Directive — All records should be reproduced verbatim.

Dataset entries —
+--

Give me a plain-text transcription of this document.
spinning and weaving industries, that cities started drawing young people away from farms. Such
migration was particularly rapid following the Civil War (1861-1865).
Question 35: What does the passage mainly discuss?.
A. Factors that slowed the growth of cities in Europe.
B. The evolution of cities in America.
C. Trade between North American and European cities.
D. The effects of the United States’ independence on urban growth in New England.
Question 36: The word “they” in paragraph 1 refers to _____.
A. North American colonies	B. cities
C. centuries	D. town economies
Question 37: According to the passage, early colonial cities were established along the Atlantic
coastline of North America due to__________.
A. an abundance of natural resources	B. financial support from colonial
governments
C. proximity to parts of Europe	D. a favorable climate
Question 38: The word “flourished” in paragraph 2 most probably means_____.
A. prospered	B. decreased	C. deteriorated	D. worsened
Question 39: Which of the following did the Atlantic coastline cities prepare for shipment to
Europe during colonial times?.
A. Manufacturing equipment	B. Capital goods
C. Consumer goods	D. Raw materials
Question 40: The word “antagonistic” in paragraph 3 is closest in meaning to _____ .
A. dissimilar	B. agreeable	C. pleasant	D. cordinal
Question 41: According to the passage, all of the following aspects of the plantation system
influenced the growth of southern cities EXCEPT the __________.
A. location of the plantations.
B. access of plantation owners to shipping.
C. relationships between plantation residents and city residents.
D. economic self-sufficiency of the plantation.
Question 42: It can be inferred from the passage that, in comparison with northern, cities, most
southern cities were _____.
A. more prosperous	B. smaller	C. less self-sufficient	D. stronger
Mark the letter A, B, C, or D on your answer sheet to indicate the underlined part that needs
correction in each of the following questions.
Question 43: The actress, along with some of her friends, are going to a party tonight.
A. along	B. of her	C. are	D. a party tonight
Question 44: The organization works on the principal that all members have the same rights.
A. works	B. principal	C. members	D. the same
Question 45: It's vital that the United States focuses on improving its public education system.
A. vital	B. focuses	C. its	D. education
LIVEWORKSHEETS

+--

Answer for the task —
Give me a plain-text transcription of this document.
spinning and weaving industries, that cities started drawing young people away from farms. Such
migration was particularly rapid following the Civil War (1861-1865).
Question 35: What does the passage mainly discuss?.
A. Factors that slowed the growth of cities in Europe.
B. The evolution of cities in America.
C. Trade between North American and European cities.
D. The effects of the United States’ independence on urban growth in New England.
Question 36: The word “they” in paragraph 1 refers to _____.
A. North American colonies	B. cities
C. centuries	D. town economies
Question 37: According to the passage, early colonial cities were established along the Atlantic
coastline of North America due to__________.
A. an abundance of natural resources	B. financial support from colonial
governments
C. proximity to parts of Europe	D. a favorable climate
Question 38: The word “flourished” in paragraph 2 most probably means_____.
A. prospered	B. decreased	C. deteriorated	D. worsened
Question 39: Which of the following did the Atlantic coastline cities prepare for shipment to
Europe during colonial times?.
A. Manufacturing equipment	B. Capital goods
C. Consumer goods	D. Raw materials
Question 40: The word “antagonistic” in paragraph 3 is closest in meaning to _____ .
A. dissimilar	B. agreeable	C. pleasant	D. cordinal
Question 41: According to the passage, all of the following aspects of the plantation system
influenced the growth of southern cities EXCEPT the __________.
A. location of the plantations.
B. access of plantation owners to shipping.
C. relationships between plantation residents and city residents.
D. economic self-sufficiency of the plantation.
Question 42: It can be inferred from the passage that, in comparison with northern, cities, most
southern cities were _____.
A. more prosperous	B. smaller	C. less self-sufficient	D. stronger
Mark the letter A, B, C, or D on your answer sheet to indicate the underlined part that needs
correction in each of the following questions.
Question 43: The actress, along with some of her friends, are going to a party tonight.
A. along	B. of her	C. are	D. a party tonight
Question 44: The organization works on the principal that all members have the same rights.
A. works	B. principal	C. members	D. the same
Question 45: It's vital that the United States focuses on improving its public education system.
A. vital	B. focuses	C. its	D. education
LIVEWORKSHEETS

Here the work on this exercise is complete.